Entries taken from a collection:
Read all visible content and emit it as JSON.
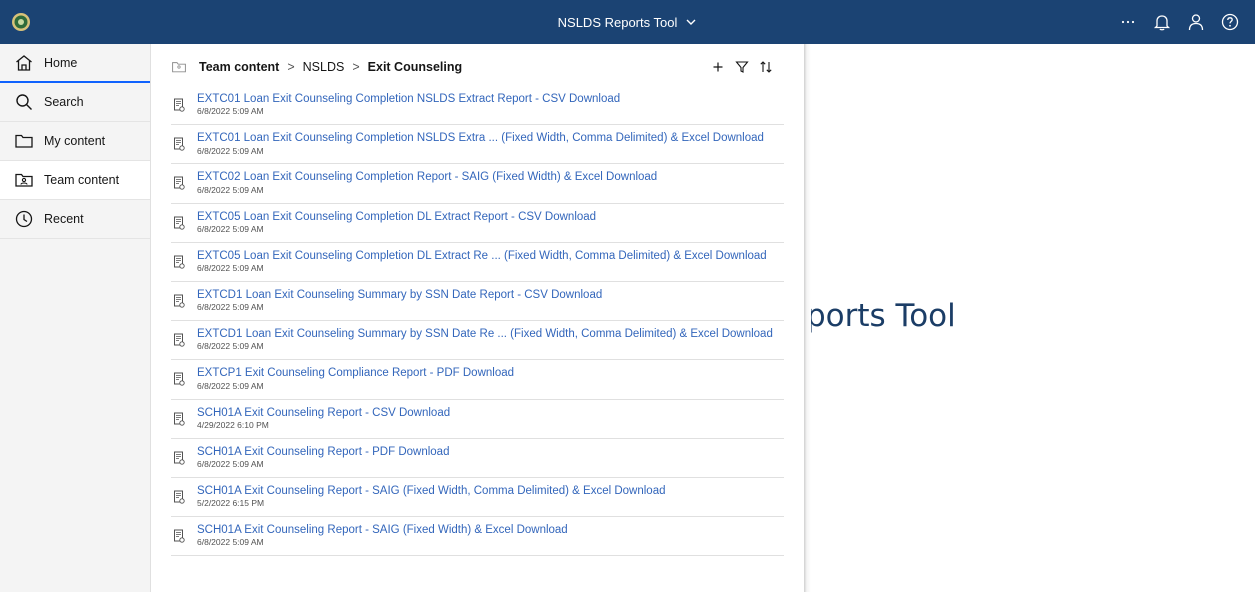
{
  "topbar": {
    "app_title": "NSLDS Reports Tool",
    "icons": [
      "more-icon",
      "bell-icon",
      "user-icon",
      "help-icon"
    ],
    "background": "#1b4373"
  },
  "nav": {
    "items": [
      {
        "label": "Home",
        "icon": "home-icon"
      },
      {
        "label": "Search",
        "icon": "search-icon"
      },
      {
        "label": "My content",
        "icon": "folder-icon"
      },
      {
        "label": "Team content",
        "icon": "team-folder-icon",
        "active": true
      },
      {
        "label": "Recent",
        "icon": "clock-icon"
      }
    ]
  },
  "breadcrumb": {
    "root": "Team content",
    "middle": "NSLDS",
    "current": "Exit Counseling"
  },
  "items": [
    {
      "title": "EXTC01 Loan Exit Counseling Completion NSLDS Extract Report - CSV Download",
      "date": "6/8/2022 5:09 AM"
    },
    {
      "title": "EXTC01 Loan Exit Counseling Completion NSLDS Extra ... (Fixed Width, Comma Delimited) & Excel Download",
      "date": "6/8/2022 5:09 AM"
    },
    {
      "title": "EXTC02 Loan Exit Counseling Completion Report - SAIG (Fixed Width) & Excel Download",
      "date": "6/8/2022 5:09 AM"
    },
    {
      "title": "EXTC05 Loan Exit Counseling Completion DL Extract Report - CSV Download",
      "date": "6/8/2022 5:09 AM"
    },
    {
      "title": "EXTC05 Loan Exit Counseling Completion DL Extract Re ... (Fixed Width, Comma Delimited) & Excel Download",
      "date": "6/8/2022 5:09 AM"
    },
    {
      "title": "EXTCD1 Loan Exit Counseling Summary by SSN Date Report - CSV Download",
      "date": "6/8/2022 5:09 AM"
    },
    {
      "title": "EXTCD1 Loan Exit Counseling Summary by SSN Date Re ... (Fixed Width, Comma Delimited) & Excel Download",
      "date": "6/8/2022 5:09 AM"
    },
    {
      "title": "EXTCP1 Exit Counseling Compliance Report - PDF Download",
      "date": "6/8/2022 5:09 AM"
    },
    {
      "title": "SCH01A Exit Counseling Report - CSV Download",
      "date": "4/29/2022 6:10 PM"
    },
    {
      "title": "SCH01A Exit Counseling Report - PDF Download",
      "date": "6/8/2022 5:09 AM"
    },
    {
      "title": "SCH01A Exit Counseling Report - SAIG (Fixed Width, Comma Delimited) & Excel Download",
      "date": "5/2/2022 6:15 PM"
    },
    {
      "title": "SCH01A Exit Counseling Report - SAIG (Fixed Width) & Excel Download",
      "date": "6/8/2022 5:09 AM"
    }
  ],
  "background": {
    "title_fragment": "ports Tool"
  }
}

■ Task prompt:
Show all lines from the data above in which the word "Excel" appears.

■ The solution:
      "title": "EXTC01 Loan Exit Counseling Completion NSLDS Extra ... (Fixed Width, Comma Delimited) & Excel Download",
      "title": "EXTC02 Loan Exit Counseling Completion Report - SAIG (Fixed Width) & Excel Download",
      "title": "EXTC05 Loan Exit Counseling Completion DL Extract Re ... (Fixed Width, Comma Delimited) & Excel Download",
      "title": "EXTCD1 Loan Exit Counseling Summary by SSN Date Re ... (Fixed Width, Comma Delimited) & Excel Download",
      "title": "SCH01A Exit Counseling Report - SAIG (Fixed Width, Comma Delimited) & Excel Download",
      "title": "SCH01A Exit Counseling Report - SAIG (Fixed Width) & Excel Download",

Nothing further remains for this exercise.